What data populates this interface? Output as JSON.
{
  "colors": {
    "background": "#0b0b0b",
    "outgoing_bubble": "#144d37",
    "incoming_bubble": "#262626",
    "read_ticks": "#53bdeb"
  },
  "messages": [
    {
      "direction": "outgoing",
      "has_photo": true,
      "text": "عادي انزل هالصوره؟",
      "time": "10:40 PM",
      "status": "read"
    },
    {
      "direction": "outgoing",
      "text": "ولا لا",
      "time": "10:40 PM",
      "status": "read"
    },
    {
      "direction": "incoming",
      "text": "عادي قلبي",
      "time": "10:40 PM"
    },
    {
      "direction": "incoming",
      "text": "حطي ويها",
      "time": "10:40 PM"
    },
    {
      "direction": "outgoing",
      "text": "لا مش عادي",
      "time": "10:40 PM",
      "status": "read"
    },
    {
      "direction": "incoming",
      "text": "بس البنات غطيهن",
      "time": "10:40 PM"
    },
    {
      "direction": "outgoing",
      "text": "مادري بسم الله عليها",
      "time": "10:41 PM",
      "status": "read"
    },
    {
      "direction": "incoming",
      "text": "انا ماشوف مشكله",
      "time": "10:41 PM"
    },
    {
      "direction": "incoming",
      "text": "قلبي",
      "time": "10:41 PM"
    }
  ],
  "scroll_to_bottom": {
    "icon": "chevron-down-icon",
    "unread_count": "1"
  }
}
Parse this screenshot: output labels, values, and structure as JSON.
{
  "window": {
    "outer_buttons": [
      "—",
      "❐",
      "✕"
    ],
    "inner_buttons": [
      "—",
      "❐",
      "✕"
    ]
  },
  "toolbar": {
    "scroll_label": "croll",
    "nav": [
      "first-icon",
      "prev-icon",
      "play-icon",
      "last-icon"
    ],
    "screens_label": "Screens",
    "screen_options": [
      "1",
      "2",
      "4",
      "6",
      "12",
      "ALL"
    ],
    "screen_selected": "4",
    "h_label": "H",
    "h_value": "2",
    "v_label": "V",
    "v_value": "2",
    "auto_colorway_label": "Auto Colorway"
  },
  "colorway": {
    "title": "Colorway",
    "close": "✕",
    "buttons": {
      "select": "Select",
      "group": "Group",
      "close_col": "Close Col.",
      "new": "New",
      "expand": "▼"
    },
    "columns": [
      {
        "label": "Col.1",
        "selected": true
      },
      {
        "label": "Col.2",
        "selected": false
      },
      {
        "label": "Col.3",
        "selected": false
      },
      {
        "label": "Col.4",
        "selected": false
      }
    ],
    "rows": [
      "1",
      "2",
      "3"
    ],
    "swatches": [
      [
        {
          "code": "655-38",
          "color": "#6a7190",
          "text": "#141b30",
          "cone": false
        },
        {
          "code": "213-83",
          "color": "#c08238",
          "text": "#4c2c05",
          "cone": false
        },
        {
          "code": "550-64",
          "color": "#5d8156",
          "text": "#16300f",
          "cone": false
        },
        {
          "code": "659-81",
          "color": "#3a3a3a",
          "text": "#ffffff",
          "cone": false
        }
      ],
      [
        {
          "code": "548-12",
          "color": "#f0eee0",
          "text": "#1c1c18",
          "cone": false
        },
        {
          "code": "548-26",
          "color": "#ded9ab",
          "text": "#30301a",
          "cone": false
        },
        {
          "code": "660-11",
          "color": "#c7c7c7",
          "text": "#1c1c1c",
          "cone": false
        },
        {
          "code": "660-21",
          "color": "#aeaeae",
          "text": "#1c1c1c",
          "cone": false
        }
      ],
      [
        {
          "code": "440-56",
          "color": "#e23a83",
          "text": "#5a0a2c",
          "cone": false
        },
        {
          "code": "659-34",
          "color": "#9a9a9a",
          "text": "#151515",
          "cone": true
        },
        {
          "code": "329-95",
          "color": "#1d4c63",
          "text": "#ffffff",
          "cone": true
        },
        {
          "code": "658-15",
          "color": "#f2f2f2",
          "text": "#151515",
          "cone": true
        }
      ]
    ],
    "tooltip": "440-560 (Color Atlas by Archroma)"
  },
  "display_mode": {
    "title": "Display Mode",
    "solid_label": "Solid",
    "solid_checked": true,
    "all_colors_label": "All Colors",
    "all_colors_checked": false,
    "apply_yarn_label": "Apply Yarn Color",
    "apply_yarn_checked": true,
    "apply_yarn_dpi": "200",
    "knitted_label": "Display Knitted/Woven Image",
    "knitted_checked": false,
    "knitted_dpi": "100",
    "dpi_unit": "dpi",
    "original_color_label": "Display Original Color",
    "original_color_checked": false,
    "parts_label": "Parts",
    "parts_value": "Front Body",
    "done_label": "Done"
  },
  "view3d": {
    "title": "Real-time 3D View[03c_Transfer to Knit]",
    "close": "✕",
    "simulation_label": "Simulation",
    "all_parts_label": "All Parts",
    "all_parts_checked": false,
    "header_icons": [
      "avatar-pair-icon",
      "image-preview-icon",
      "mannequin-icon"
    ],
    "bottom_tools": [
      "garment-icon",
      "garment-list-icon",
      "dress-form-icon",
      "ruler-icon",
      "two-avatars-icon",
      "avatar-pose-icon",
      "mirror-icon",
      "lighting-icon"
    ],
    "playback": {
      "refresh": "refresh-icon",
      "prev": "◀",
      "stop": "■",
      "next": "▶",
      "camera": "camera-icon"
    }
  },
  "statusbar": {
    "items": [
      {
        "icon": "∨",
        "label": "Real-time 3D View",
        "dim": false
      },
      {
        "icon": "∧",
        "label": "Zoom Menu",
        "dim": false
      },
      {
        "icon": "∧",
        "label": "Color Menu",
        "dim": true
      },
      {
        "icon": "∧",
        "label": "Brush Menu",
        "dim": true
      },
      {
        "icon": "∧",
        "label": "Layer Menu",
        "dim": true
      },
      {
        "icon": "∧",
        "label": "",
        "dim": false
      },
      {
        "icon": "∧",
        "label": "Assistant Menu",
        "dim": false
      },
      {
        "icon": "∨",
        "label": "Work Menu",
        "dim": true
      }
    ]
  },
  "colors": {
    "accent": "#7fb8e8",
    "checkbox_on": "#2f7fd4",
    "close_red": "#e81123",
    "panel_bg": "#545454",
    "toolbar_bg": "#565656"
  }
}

┄┄┄┄┄┄┄┄┄┄┄┄┄┄┄┄┄┄┄┄

__TASK DESCRIPTION__
Please copy out each record, character for character.

__EXPECTED ANSWER__
What data populates this interface? Output as JSON.
{
  "colors": {
    "background": "#0b0b0b",
    "outgoing_bubble": "#144d37",
    "incoming_bubble": "#262626",
    "read_ticks": "#53bdeb"
  },
  "messages": [
    {
      "direction": "outgoing",
      "has_photo": true,
      "text": "عادي انزل هالصوره؟",
      "time": "10:40 PM",
      "status": "read"
    },
    {
      "direction": "outgoing",
      "text": "ولا لا",
      "time": "10:40 PM",
      "status": "read"
    },
    {
      "direction": "incoming",
      "text": "عادي قلبي",
      "time": "10:40 PM"
    },
    {
      "direction": "incoming",
      "text": "حطي ويها",
      "time": "10:40 PM"
    },
    {
      "direction": "outgoing",
      "text": "لا مش عادي",
      "time": "10:40 PM",
      "status": "read"
    },
    {
      "direction": "incoming",
      "text": "بس البنات غطيهن",
      "time": "10:40 PM"
    },
    {
      "direction": "outgoing",
      "text": "مادري بسم الله عليها",
      "time": "10:41 PM",
      "status": "read"
    },
    {
      "direction": "incoming",
      "text": "انا ماشوف مشكله",
      "time": "10:41 PM"
    },
    {
      "direction": "incoming",
      "text": "قلبي",
      "time": "10:41 PM"
    }
  ],
  "scroll_to_bottom": {
    "icon": "chevron-down-icon",
    "unread_count": "1"
  }
}
Parse this screenshot: output labels, values, and structure as JSON.
{
  "window": {
    "outer_buttons": [
      "—",
      "❐",
      "✕"
    ],
    "inner_buttons": [
      "—",
      "❐",
      "✕"
    ]
  },
  "toolbar": {
    "scroll_label": "croll",
    "nav": [
      "first-icon",
      "prev-icon",
      "play-icon",
      "last-icon"
    ],
    "screens_label": "Screens",
    "screen_options": [
      "1",
      "2",
      "4",
      "6",
      "12",
      "ALL"
    ],
    "screen_selected": "4",
    "h_label": "H",
    "h_value": "2",
    "v_label": "V",
    "v_value": "2",
    "auto_colorway_label": "Auto Colorway"
  },
  "colorway": {
    "title": "Colorway",
    "close": "✕",
    "buttons": {
      "select": "Select",
      "group": "Group",
      "close_col": "Close Col.",
      "new": "New",
      "expand": "▼"
    },
    "columns": [
      {
        "label": "Col.1",
        "selected": true
      },
      {
        "label": "Col.2",
        "selected": false
      },
      {
        "label": "Col.3",
        "selected": false
      },
      {
        "label": "Col.4",
        "selected": false
      }
    ],
    "rows": [
      "1",
      "2",
      "3"
    ],
    "swatches": [
      [
        {
          "code": "655-38",
          "color": "#6a7190",
          "text": "#141b30",
          "cone": false
        },
        {
          "code": "213-83",
          "color": "#c08238",
          "text": "#4c2c05",
          "cone": false
        },
        {
          "code": "550-64",
          "color": "#5d8156",
          "text": "#16300f",
          "cone": false
        },
        {
          "code": "659-81",
          "color": "#3a3a3a",
          "text": "#ffffff",
          "cone": false
        }
      ],
      [
        {
          "code": "548-12",
          "color": "#f0eee0",
          "text": "#1c1c18",
          "cone": false
        },
        {
          "code": "548-26",
          "color": "#ded9ab",
          "text": "#30301a",
          "cone": false
        },
        {
          "code": "660-11",
          "color": "#c7c7c7",
          "text": "#1c1c1c",
          "cone": false
        },
        {
          "code": "660-21",
          "color": "#aeaeae",
          "text": "#1c1c1c",
          "cone": false
        }
      ],
      [
        {
          "code": "440-56",
          "color": "#e23a83",
          "text": "#5a0a2c",
          "cone": false
        },
        {
          "code": "659-34",
          "color": "#9a9a9a",
          "text": "#151515",
          "cone": true
        },
        {
          "code": "329-95",
          "color": "#1d4c63",
          "text": "#ffffff",
          "cone": true
        },
        {
          "code": "658-15",
          "color": "#f2f2f2",
          "text": "#151515",
          "cone": true
        }
      ]
    ],
    "tooltip": "440-560 (Color Atlas by Archroma)"
  },
  "display_mode": {
    "title": "Display Mode",
    "solid_label": "Solid",
    "solid_checked": true,
    "all_colors_label": "All Colors",
    "all_colors_checked": false,
    "apply_yarn_label": "Apply Yarn Color",
    "apply_yarn_checked": true,
    "apply_yarn_dpi": "200",
    "knitted_label": "Display Knitted/Woven Image",
    "knitted_checked": false,
    "knitted_dpi": "100",
    "dpi_unit": "dpi",
    "original_color_label": "Display Original Color",
    "original_color_checked": false,
    "parts_label": "Parts",
    "parts_value": "Front Body",
    "done_label": "Done"
  },
  "view3d": {
    "title": "Real-time 3D View[03c_Transfer to Knit]",
    "close": "✕",
    "simulation_label": "Simulation",
    "all_parts_label": "All Parts",
    "all_parts_checked": false,
    "header_icons": [
      "avatar-pair-icon",
      "image-preview-icon",
      "mannequin-icon"
    ],
    "bottom_tools": [
      "garment-icon",
      "garment-list-icon",
      "dress-form-icon",
      "ruler-icon",
      "two-avatars-icon",
      "avatar-pose-icon",
      "mirror-icon",
      "lighting-icon"
    ],
    "playback": {
      "refresh": "refresh-icon",
      "prev": "◀",
      "stop": "■",
      "next": "▶",
      "camera": "camera-icon"
    }
  },
  "statusbar": {
    "items": [
      {
        "icon": "∨",
        "label": "Real-time 3D View",
        "dim": false
      },
      {
        "icon": "∧",
        "label": "Zoom Menu",
        "dim": false
      },
      {
        "icon": "∧",
        "label": "Color Menu",
        "dim": true
      },
      {
        "icon": "∧",
        "label": "Brush Menu",
        "dim": true
      },
      {
        "icon": "∧",
        "label": "Layer Menu",
        "dim": true
      },
      {
        "icon": "∧",
        "label": "",
        "dim": false
      },
      {
        "icon": "∧",
        "label": "Assistant Menu",
        "dim": false
      },
      {
        "icon": "∨",
        "label": "Work Menu",
        "dim": true
      }
    ]
  },
  "colors": {
    "accent": "#7fb8e8",
    "checkbox_on": "#2f7fd4",
    "close_red": "#e81123",
    "panel_bg": "#545454",
    "toolbar_bg": "#565656"
  }
}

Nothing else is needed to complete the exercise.